Stored items
◇ ◇ ◇ ◇ ◇

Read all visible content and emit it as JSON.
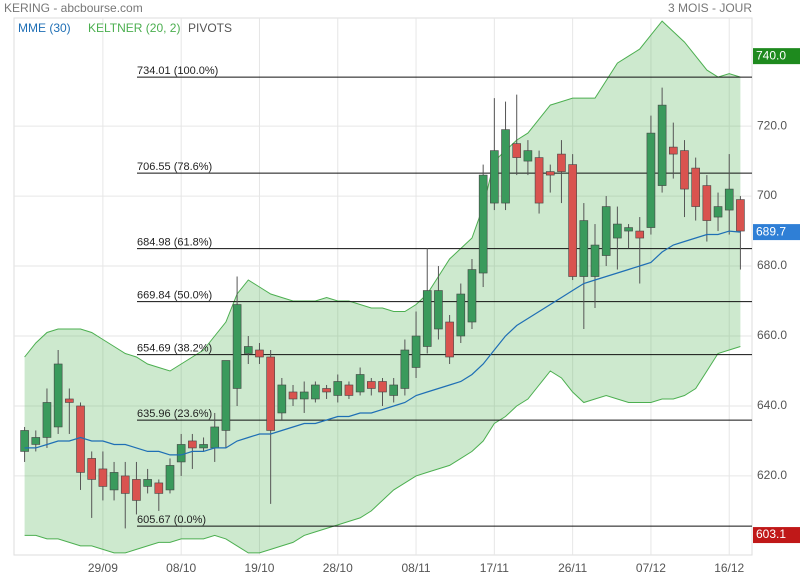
{
  "chart_data": {
    "type": "candlestick",
    "title": "KERING - abcbourse.com",
    "subtitle": "3 MOIS - JOUR",
    "categories": [
      null,
      null,
      null,
      null,
      null,
      null,
      null,
      "29/09",
      null,
      null,
      null,
      null,
      null,
      null,
      "08/10",
      null,
      null,
      null,
      null,
      null,
      null,
      "19/10",
      null,
      null,
      null,
      null,
      null,
      null,
      "28/10",
      null,
      null,
      null,
      null,
      null,
      null,
      "08/11",
      null,
      null,
      null,
      null,
      null,
      null,
      "17/11",
      null,
      null,
      null,
      null,
      null,
      null,
      "26/11",
      null,
      null,
      null,
      null,
      null,
      null,
      "07/12",
      null,
      null,
      null,
      null,
      null,
      null,
      "16/12",
      null
    ],
    "open": [
      627,
      629,
      631,
      634,
      642,
      640,
      625,
      622,
      616,
      620,
      619,
      617,
      618,
      616,
      624,
      630,
      628,
      628,
      633,
      645,
      655,
      656,
      654,
      638,
      644,
      642,
      642,
      645,
      643,
      646,
      644,
      647,
      647,
      643,
      645,
      651,
      657,
      662,
      664,
      660,
      664,
      678,
      698,
      698,
      715,
      710,
      711,
      707,
      712,
      709,
      677,
      677,
      683,
      688,
      690,
      690,
      691,
      703,
      714,
      713,
      708,
      703,
      694,
      696,
      699
    ],
    "high": [
      634,
      633,
      645,
      656,
      645,
      641,
      627,
      627,
      624,
      624,
      624,
      622,
      619,
      625,
      632,
      632,
      631,
      638,
      653,
      677,
      660,
      658,
      656,
      648,
      646,
      647,
      647,
      646,
      649,
      647,
      651,
      648,
      648,
      648,
      659,
      667,
      685,
      680,
      666,
      675,
      682,
      709,
      728,
      727,
      729,
      716,
      713,
      709,
      716,
      712,
      698,
      692,
      700,
      697,
      692,
      694,
      723,
      731,
      721,
      716,
      711,
      706,
      701,
      712,
      700
    ],
    "low": [
      624,
      627,
      628,
      632,
      632,
      616,
      608,
      613,
      613,
      605,
      609,
      615,
      610,
      615,
      620,
      622,
      627,
      624,
      628,
      640,
      652,
      652,
      612,
      636,
      640,
      638,
      641,
      642,
      641,
      642,
      643,
      643,
      640,
      641,
      643,
      648,
      655,
      659,
      652,
      658,
      662,
      674,
      696,
      696,
      706,
      706,
      695,
      701,
      698,
      676,
      662,
      668,
      680,
      679,
      685,
      675,
      689,
      701,
      705,
      694,
      693,
      687,
      690,
      689,
      679
    ],
    "close": [
      633,
      631,
      641,
      652,
      641,
      621,
      619,
      617,
      621,
      615,
      613,
      619,
      615,
      623,
      629,
      628,
      629,
      634,
      653,
      669,
      657,
      654,
      633,
      646,
      642,
      644,
      646,
      644,
      647,
      643,
      649,
      645,
      644,
      646,
      656,
      660,
      673,
      673,
      654,
      672,
      679,
      706,
      713,
      719,
      711,
      713,
      698,
      706,
      707,
      677,
      693,
      686,
      697,
      692,
      691,
      688,
      718,
      726,
      712,
      702,
      697,
      693,
      697,
      702,
      690
    ],
    "up_color": "#3a9a5c",
    "down_color": "#d9534f",
    "series": [
      {
        "name": "MME (30)",
        "color": "#1f6fb5",
        "values": [
          628,
          628,
          629,
          630,
          630,
          631,
          630,
          630,
          629,
          629,
          628,
          627,
          627,
          626,
          626,
          627,
          627,
          628,
          628,
          630,
          631,
          632,
          632,
          633,
          634,
          635,
          635,
          636,
          637,
          637,
          638,
          638,
          639,
          640,
          641,
          643,
          644,
          645,
          646,
          647,
          649,
          652,
          656,
          660,
          663,
          665,
          667,
          669,
          671,
          673,
          675,
          676,
          677,
          678,
          679,
          680,
          681,
          684,
          686,
          687,
          688,
          689,
          689,
          690,
          689.7
        ]
      },
      {
        "name": "KELTNER (20, 2)",
        "color": "#4caf50",
        "upper": [
          654,
          658,
          661,
          662,
          662,
          662,
          661,
          659,
          657,
          655,
          654,
          652,
          651,
          650,
          652,
          654,
          656,
          660,
          664,
          672,
          676,
          674,
          672,
          671,
          670,
          670,
          670,
          671,
          670,
          670,
          669,
          668,
          668,
          667,
          667,
          669,
          672,
          677,
          682,
          685,
          688,
          697,
          710,
          713,
          716,
          718,
          722,
          726,
          727,
          728,
          728,
          728,
          733,
          738,
          740,
          742,
          746,
          750,
          747,
          744,
          740,
          736,
          734,
          735,
          734
        ],
        "lower": [
          603,
          603,
          602,
          602,
          601,
          600,
          600,
          599,
          598,
          598,
          599,
          600,
          601,
          601,
          602,
          602,
          602,
          603,
          602,
          600,
          598,
          598,
          599,
          600,
          601,
          603,
          604,
          605,
          606,
          607,
          608,
          610,
          613,
          616,
          618,
          620,
          621,
          622,
          623,
          625,
          627,
          630,
          635,
          637,
          640,
          642,
          646,
          650,
          648,
          644,
          641,
          642,
          643,
          642,
          641,
          641,
          641,
          642,
          642,
          643,
          645,
          650,
          655,
          656,
          657
        ]
      }
    ],
    "pivots": {
      "name": "PIVOTS",
      "levels": [
        {
          "value": 734.01,
          "label": "734.01 (100.0%)"
        },
        {
          "value": 706.55,
          "label": "706.55 (78.6%)"
        },
        {
          "value": 684.98,
          "label": "684.98 (61.8%)"
        },
        {
          "value": 669.84,
          "label": "669.84 (50.0%)"
        },
        {
          "value": 654.69,
          "label": "654.69 (38.2%)"
        },
        {
          "value": 635.96,
          "label": "635.96 (23.6%)"
        },
        {
          "value": 605.67,
          "label": "605.67 (0.0%)"
        }
      ]
    },
    "price_tags": [
      {
        "value": 740.0,
        "label": "740.0",
        "color": "#1e8a1e"
      },
      {
        "value": 689.7,
        "label": "689.7",
        "color": "#2f7fd6"
      },
      {
        "value": 603.1,
        "label": "603.1",
        "color": "#c01818"
      }
    ],
    "ylim": [
      597.4,
      750.9
    ],
    "yticks": [
      {
        "value": 620,
        "label": "620.0"
      },
      {
        "value": 640,
        "label": "640.0"
      },
      {
        "value": 660,
        "label": "660.0"
      },
      {
        "value": 680,
        "label": "680.0"
      },
      {
        "value": 700,
        "label": "700"
      },
      {
        "value": 720,
        "label": "720.0"
      }
    ],
    "grid": true
  }
}
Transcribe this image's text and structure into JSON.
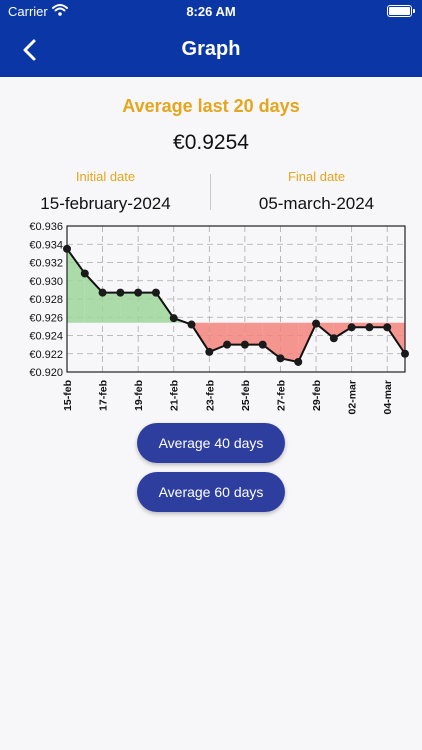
{
  "status_bar": {
    "carrier": "Carrier",
    "time": "8:26 AM"
  },
  "nav": {
    "title": "Graph",
    "back_icon": "chevron-left-icon"
  },
  "summary": {
    "title": "Average last 20 days",
    "value": "€0.9254"
  },
  "dates": {
    "initial_label": "Initial date",
    "initial_value": "15-february-2024",
    "final_label": "Final date",
    "final_value": "05-march-2024"
  },
  "buttons": {
    "avg40": "Average 40 days",
    "avg60": "Average 60 days"
  },
  "colors": {
    "header": "#0a36a6",
    "accent": "#e5a51d",
    "button": "#2d3e9f",
    "above_fill": "#9ed69a",
    "below_fill": "#f3847c"
  },
  "chart_data": {
    "type": "line",
    "x": [
      "15-feb",
      "16-feb",
      "17-feb",
      "18-feb",
      "19-feb",
      "20-feb",
      "21-feb",
      "22-feb",
      "23-feb",
      "24-feb",
      "25-feb",
      "26-feb",
      "27-feb",
      "28-feb",
      "29-feb",
      "01-mar",
      "02-mar",
      "03-mar",
      "04-mar",
      "05-mar"
    ],
    "x_ticks": [
      "15-feb",
      "17-feb",
      "19-feb",
      "21-feb",
      "23-feb",
      "25-feb",
      "27-feb",
      "29-feb",
      "02-mar",
      "04-mar"
    ],
    "values": [
      0.9335,
      0.9308,
      0.9287,
      0.9287,
      0.9287,
      0.9287,
      0.9259,
      0.9252,
      0.9222,
      0.923,
      0.923,
      0.923,
      0.9215,
      0.9211,
      0.9253,
      0.9237,
      0.9249,
      0.9249,
      0.9249,
      0.922
    ],
    "average": 0.9254,
    "ylim": [
      0.92,
      0.936
    ],
    "y_ticks": [
      "€0.936",
      "€0.934",
      "€0.932",
      "€0.930",
      "€0.928",
      "€0.926",
      "€0.924",
      "€0.922",
      "€0.920"
    ],
    "grid": true
  }
}
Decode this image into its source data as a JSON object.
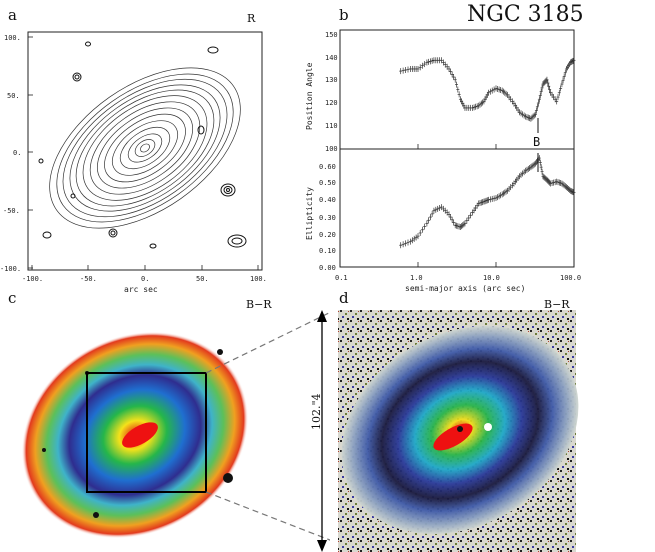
{
  "figure": {
    "title": "NGC 3185",
    "panels": {
      "a": {
        "letter": "a",
        "band": "R",
        "xlabel": "arc sec",
        "xticks": [
          "-100.",
          "-50.",
          "0.",
          "50.",
          "100."
        ],
        "yticks": [
          "100.",
          "50.",
          "0.",
          "-50.",
          "-100."
        ]
      },
      "b": {
        "letter": "b",
        "ylabel_top": "Position Angle",
        "ylabel_bottom": "Ellipticity",
        "xlabel": "semi-major axis (arc sec)",
        "marker": "B",
        "xticks": [
          "0.1",
          "1.0",
          "10.0",
          "100.0"
        ],
        "pa_ticks": [
          "150",
          "140",
          "130",
          "120",
          "110",
          "100"
        ],
        "ell_ticks": [
          "0.60",
          "0.50",
          "0.40",
          "0.30",
          "0.20",
          "0.10",
          "0.00"
        ]
      },
      "c": {
        "letter": "c",
        "band": "B−R"
      },
      "d": {
        "letter": "d",
        "band": "B−R",
        "scale_label": "102.\"4"
      }
    }
  },
  "chart_data": [
    {
      "type": "scatter",
      "title": "",
      "xlabel": "semi-major axis (arc sec)",
      "ylabel": "Position Angle",
      "xscale": "log",
      "xlim": [
        0.1,
        100
      ],
      "ylim": [
        100,
        155
      ],
      "series": [
        {
          "x": [
            0.6,
            0.8,
            1.0,
            1.3,
            1.6,
            2.0,
            2.5,
            3.0,
            3.5,
            4.0,
            5.0,
            6.0,
            7.0,
            8.0,
            10.0,
            12.0,
            14.0,
            17.0,
            20.0,
            24.0,
            28.0,
            32.0,
            36.0,
            40.0,
            45.0,
            50.0,
            60.0,
            70.0,
            80.0,
            90.0,
            100.0
          ],
          "y": [
            136,
            137,
            137,
            140,
            141,
            141,
            137,
            132,
            123,
            119,
            119,
            120,
            122,
            126,
            128,
            127,
            125,
            121,
            117,
            115,
            114,
            116,
            123,
            130,
            132,
            126,
            122,
            130,
            137,
            140,
            141
          ]
        }
      ]
    },
    {
      "type": "scatter",
      "title": "",
      "xlabel": "semi-major axis (arc sec)",
      "ylabel": "Ellipticity",
      "xscale": "log",
      "xlim": [
        0.1,
        100
      ],
      "ylim": [
        0,
        0.65
      ],
      "series": [
        {
          "x": [
            0.6,
            0.8,
            1.0,
            1.3,
            1.6,
            2.0,
            2.5,
            3.0,
            3.5,
            4.0,
            5.0,
            6.0,
            7.0,
            8.0,
            10.0,
            12.0,
            14.0,
            17.0,
            20.0,
            24.0,
            28.0,
            32.0,
            36.0,
            40.0,
            45.0,
            50.0,
            60.0,
            70.0,
            80.0,
            90.0,
            100.0
          ],
          "y": [
            0.12,
            0.14,
            0.17,
            0.24,
            0.31,
            0.33,
            0.29,
            0.23,
            0.22,
            0.24,
            0.3,
            0.35,
            0.36,
            0.37,
            0.38,
            0.4,
            0.42,
            0.46,
            0.5,
            0.53,
            0.55,
            0.57,
            0.6,
            0.5,
            0.48,
            0.46,
            0.47,
            0.46,
            0.44,
            0.42,
            0.41
          ]
        }
      ]
    }
  ]
}
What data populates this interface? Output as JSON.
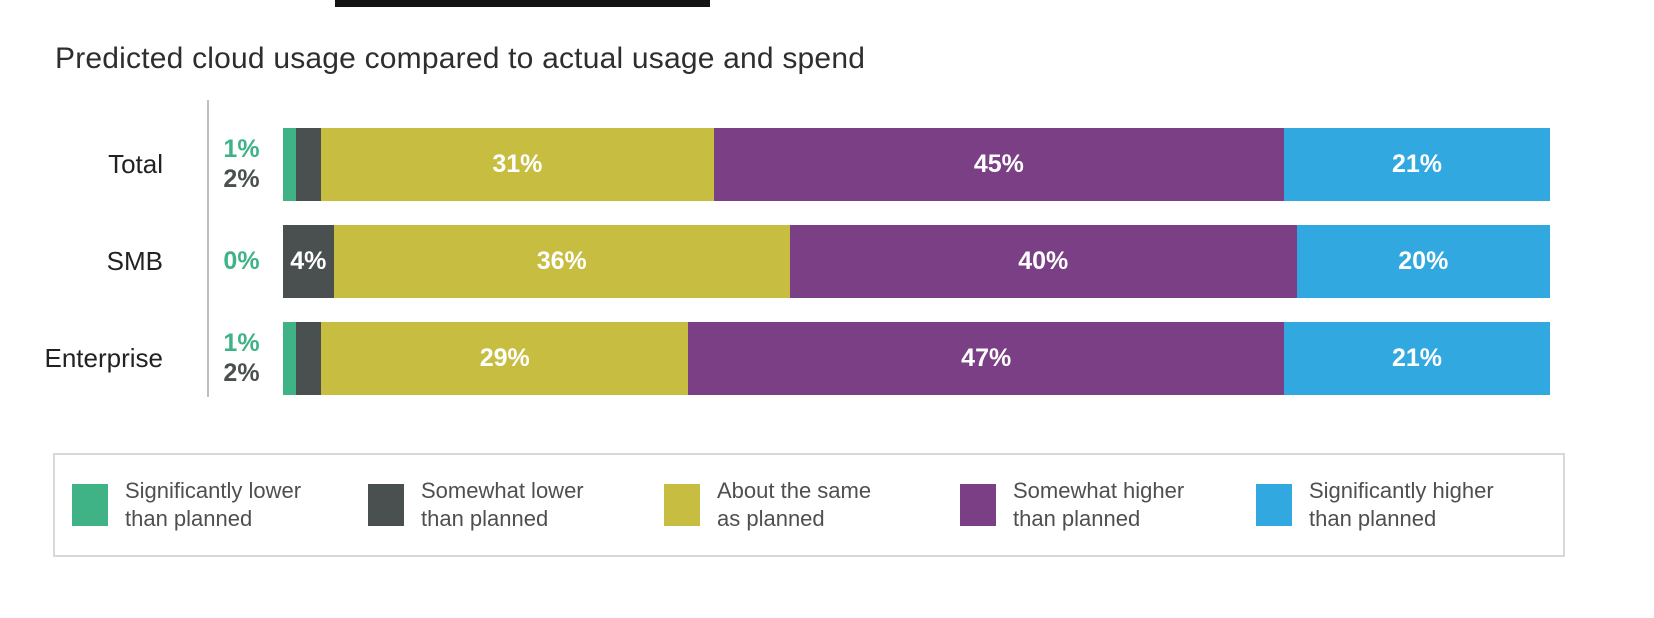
{
  "decor": {
    "top_bar_color": "#141414"
  },
  "title": "Predicted cloud usage compared to actual usage and spend",
  "chart_data": {
    "type": "bar",
    "orientation": "horizontal-stacked",
    "title": "Predicted cloud usage compared to actual usage and spend",
    "categories": [
      "Total",
      "SMB",
      "Enterprise"
    ],
    "series": [
      {
        "name": "Significantly lower than planned",
        "color": "#3FB286",
        "values": [
          1,
          0,
          1
        ],
        "legend_lines": [
          "Significantly lower",
          "than planned"
        ]
      },
      {
        "name": "Somewhat lower than planned",
        "color": "#4A5050",
        "values": [
          2,
          4,
          2
        ],
        "legend_lines": [
          "Somewhat lower",
          "than planned"
        ]
      },
      {
        "name": "About the same as planned",
        "color": "#C6BD41",
        "values": [
          31,
          36,
          29
        ],
        "legend_lines": [
          "About the same",
          "as planned"
        ]
      },
      {
        "name": "Somewhat higher than planned",
        "color": "#7B3F85",
        "values": [
          45,
          40,
          47
        ],
        "legend_lines": [
          "Somewhat higher",
          "than planned"
        ]
      },
      {
        "name": "Significantly higher than planned",
        "color": "#31A9E0",
        "values": [
          21,
          20,
          21
        ],
        "legend_lines": [
          "Significantly higher",
          "than planned"
        ]
      }
    ],
    "value_unit": "%",
    "xlim": [
      0,
      100
    ],
    "inside_label_min_value": 4,
    "grid": false,
    "legend_position": "bottom"
  }
}
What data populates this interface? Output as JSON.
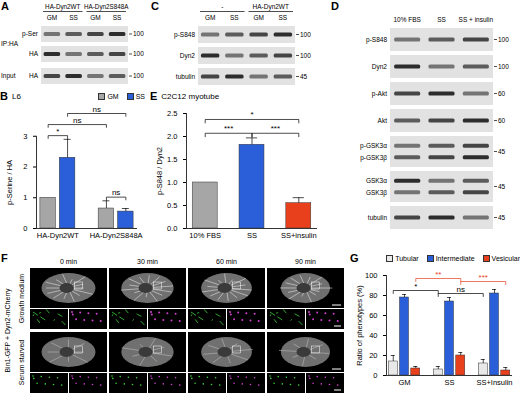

◇ ◇ ◇ ◇ ◇

» **TASK INSTRUCTIONS**: Read through the entries and copy every line that includes "usage".

» **SOLVED PROBLEM**:
  "title": "Predicted cloud usage compared to actual usage and spend",
    "title": "Predicted cloud usage compared to actual usage and spend",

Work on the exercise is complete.